### EXERCISE INSTRUCTIONS
Take the records underneath and set them down exactly.

— BEGIN MATERIALS PROVIDED —

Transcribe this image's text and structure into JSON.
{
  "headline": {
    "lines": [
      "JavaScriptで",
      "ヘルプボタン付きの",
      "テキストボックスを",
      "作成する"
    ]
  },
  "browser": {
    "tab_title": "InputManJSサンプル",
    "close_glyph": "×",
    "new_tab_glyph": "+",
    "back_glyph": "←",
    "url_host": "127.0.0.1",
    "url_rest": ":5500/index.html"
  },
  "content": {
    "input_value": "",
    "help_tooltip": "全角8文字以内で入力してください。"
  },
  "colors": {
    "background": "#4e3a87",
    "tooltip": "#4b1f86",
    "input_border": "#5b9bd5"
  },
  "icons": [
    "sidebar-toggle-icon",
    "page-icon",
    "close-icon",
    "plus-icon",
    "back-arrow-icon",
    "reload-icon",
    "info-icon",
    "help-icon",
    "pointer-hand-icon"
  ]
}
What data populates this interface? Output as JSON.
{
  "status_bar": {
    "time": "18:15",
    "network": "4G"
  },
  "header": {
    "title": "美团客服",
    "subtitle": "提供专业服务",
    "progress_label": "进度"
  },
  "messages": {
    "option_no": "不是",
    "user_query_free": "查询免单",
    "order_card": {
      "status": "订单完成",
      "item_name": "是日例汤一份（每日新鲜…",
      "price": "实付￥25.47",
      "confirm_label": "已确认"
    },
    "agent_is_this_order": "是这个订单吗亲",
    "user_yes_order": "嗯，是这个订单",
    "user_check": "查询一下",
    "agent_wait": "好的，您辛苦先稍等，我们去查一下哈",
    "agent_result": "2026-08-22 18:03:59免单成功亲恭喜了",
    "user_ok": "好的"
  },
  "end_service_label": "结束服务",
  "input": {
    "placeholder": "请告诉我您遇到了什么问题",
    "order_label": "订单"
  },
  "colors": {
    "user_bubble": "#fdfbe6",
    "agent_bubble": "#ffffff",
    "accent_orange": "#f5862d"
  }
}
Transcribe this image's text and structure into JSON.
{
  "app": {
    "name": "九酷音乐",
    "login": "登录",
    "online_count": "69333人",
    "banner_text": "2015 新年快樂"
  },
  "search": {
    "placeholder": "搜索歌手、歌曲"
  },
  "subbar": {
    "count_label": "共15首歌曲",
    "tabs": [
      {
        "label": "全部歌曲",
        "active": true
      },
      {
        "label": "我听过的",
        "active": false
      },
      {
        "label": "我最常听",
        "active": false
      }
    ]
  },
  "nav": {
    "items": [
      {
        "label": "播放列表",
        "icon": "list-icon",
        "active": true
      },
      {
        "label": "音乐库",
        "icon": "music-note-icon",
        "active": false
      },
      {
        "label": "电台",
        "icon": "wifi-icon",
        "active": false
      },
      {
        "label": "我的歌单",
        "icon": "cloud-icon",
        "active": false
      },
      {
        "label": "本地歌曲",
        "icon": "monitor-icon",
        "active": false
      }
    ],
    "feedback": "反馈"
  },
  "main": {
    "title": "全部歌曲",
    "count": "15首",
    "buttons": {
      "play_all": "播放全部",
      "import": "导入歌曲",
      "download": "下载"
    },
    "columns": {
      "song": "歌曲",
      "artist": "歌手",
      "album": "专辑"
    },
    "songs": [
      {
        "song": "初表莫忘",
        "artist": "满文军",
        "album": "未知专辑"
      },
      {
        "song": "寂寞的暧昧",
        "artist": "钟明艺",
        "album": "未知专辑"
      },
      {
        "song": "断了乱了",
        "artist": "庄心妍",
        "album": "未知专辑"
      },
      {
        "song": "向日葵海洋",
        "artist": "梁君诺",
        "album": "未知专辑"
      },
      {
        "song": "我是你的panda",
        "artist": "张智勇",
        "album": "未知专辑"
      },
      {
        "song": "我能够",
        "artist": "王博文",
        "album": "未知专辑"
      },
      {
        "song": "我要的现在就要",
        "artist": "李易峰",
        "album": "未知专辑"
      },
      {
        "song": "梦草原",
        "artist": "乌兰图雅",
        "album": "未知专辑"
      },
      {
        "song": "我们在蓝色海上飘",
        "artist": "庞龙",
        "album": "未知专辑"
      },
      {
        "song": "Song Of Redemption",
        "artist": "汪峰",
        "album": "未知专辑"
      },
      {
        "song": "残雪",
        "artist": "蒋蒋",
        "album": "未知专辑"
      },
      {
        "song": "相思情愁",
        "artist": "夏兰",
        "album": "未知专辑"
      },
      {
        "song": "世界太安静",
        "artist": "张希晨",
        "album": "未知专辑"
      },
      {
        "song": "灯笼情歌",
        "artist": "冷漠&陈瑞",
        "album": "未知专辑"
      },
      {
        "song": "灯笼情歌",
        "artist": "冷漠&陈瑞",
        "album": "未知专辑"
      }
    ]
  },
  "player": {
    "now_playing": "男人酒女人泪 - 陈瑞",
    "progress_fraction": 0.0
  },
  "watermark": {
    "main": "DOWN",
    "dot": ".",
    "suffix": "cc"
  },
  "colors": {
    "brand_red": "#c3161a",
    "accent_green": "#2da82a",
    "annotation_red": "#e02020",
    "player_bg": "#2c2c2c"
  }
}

— END MATERIALS PROVIDED —

### TASK RESPONSE
Transcribe this image's text and structure into JSON.
{
  "headline": {
    "lines": [
      "JavaScriptで",
      "ヘルプボタン付きの",
      "テキストボックスを",
      "作成する"
    ]
  },
  "browser": {
    "tab_title": "InputManJSサンプル",
    "close_glyph": "×",
    "new_tab_glyph": "+",
    "back_glyph": "←",
    "url_host": "127.0.0.1",
    "url_rest": ":5500/index.html"
  },
  "content": {
    "input_value": "",
    "help_tooltip": "全角8文字以内で入力してください。"
  },
  "colors": {
    "background": "#4e3a87",
    "tooltip": "#4b1f86",
    "input_border": "#5b9bd5"
  },
  "icons": [
    "sidebar-toggle-icon",
    "page-icon",
    "close-icon",
    "plus-icon",
    "back-arrow-icon",
    "reload-icon",
    "info-icon",
    "help-icon",
    "pointer-hand-icon"
  ]
}
What data populates this interface? Output as JSON.
{
  "status_bar": {
    "time": "18:15",
    "network": "4G"
  },
  "header": {
    "title": "美团客服",
    "subtitle": "提供专业服务",
    "progress_label": "进度"
  },
  "messages": {
    "option_no": "不是",
    "user_query_free": "查询免单",
    "order_card": {
      "status": "订单完成",
      "item_name": "是日例汤一份（每日新鲜…",
      "price": "实付￥25.47",
      "confirm_label": "已确认"
    },
    "agent_is_this_order": "是这个订单吗亲",
    "user_yes_order": "嗯，是这个订单",
    "user_check": "查询一下",
    "agent_wait": "好的，您辛苦先稍等，我们去查一下哈",
    "agent_result": "2026-08-22 18:03:59免单成功亲恭喜了",
    "user_ok": "好的"
  },
  "end_service_label": "结束服务",
  "input": {
    "placeholder": "请告诉我您遇到了什么问题",
    "order_label": "订单"
  },
  "colors": {
    "user_bubble": "#fdfbe6",
    "agent_bubble": "#ffffff",
    "accent_orange": "#f5862d"
  }
}
Transcribe this image's text and structure into JSON.
{
  "app": {
    "name": "九酷音乐",
    "login": "登录",
    "online_count": "69333人",
    "banner_text": "2015 新年快樂"
  },
  "search": {
    "placeholder": "搜索歌手、歌曲"
  },
  "subbar": {
    "count_label": "共15首歌曲",
    "tabs": [
      {
        "label": "全部歌曲",
        "active": true
      },
      {
        "label": "我听过的",
        "active": false
      },
      {
        "label": "我最常听",
        "active": false
      }
    ]
  },
  "nav": {
    "items": [
      {
        "label": "播放列表",
        "icon": "list-icon",
        "active": true
      },
      {
        "label": "音乐库",
        "icon": "music-note-icon",
        "active": false
      },
      {
        "label": "电台",
        "icon": "wifi-icon",
        "active": false
      },
      {
        "label": "我的歌单",
        "icon": "cloud-icon",
        "active": false
      },
      {
        "label": "本地歌曲",
        "icon": "monitor-icon",
        "active": false
      }
    ],
    "feedback": "反馈"
  },
  "main": {
    "title": "全部歌曲",
    "count": "15首",
    "buttons": {
      "play_all": "播放全部",
      "import": "导入歌曲",
      "download": "下载"
    },
    "columns": {
      "song": "歌曲",
      "artist": "歌手",
      "album": "专辑"
    },
    "songs": [
      {
        "song": "初表莫忘",
        "artist": "满文军",
        "album": "未知专辑"
      },
      {
        "song": "寂寞的暧昧",
        "artist": "钟明艺",
        "album": "未知专辑"
      },
      {
        "song": "断了乱了",
        "artist": "庄心妍",
        "album": "未知专辑"
      },
      {
        "song": "向日葵海洋",
        "artist": "梁君诺",
        "album": "未知专辑"
      },
      {
        "song": "我是你的panda",
        "artist": "张智勇",
        "album": "未知专辑"
      },
      {
        "song": "我能够",
        "artist": "王博文",
        "album": "未知专辑"
      },
      {
        "song": "我要的现在就要",
        "artist": "李易峰",
        "album": "未知专辑"
      },
      {
        "song": "梦草原",
        "artist": "乌兰图雅",
        "album": "未知专辑"
      },
      {
        "song": "我们在蓝色海上飘",
        "artist": "庞龙",
        "album": "未知专辑"
      },
      {
        "song": "Song Of Redemption",
        "artist": "汪峰",
        "album": "未知专辑"
      },
      {
        "song": "残雪",
        "artist": "蒋蒋",
        "album": "未知专辑"
      },
      {
        "song": "相思情愁",
        "artist": "夏兰",
        "album": "未知专辑"
      },
      {
        "song": "世界太安静",
        "artist": "张希晨",
        "album": "未知专辑"
      },
      {
        "song": "灯笼情歌",
        "artist": "冷漠&陈瑞",
        "album": "未知专辑"
      },
      {
        "song": "灯笼情歌",
        "artist": "冷漠&陈瑞",
        "album": "未知专辑"
      }
    ]
  },
  "player": {
    "now_playing": "男人酒女人泪 - 陈瑞",
    "progress_fraction": 0.0
  },
  "watermark": {
    "main": "DOWN",
    "dot": ".",
    "suffix": "cc"
  },
  "colors": {
    "brand_red": "#c3161a",
    "accent_green": "#2da82a",
    "annotation_red": "#e02020",
    "player_bg": "#2c2c2c"
  }
}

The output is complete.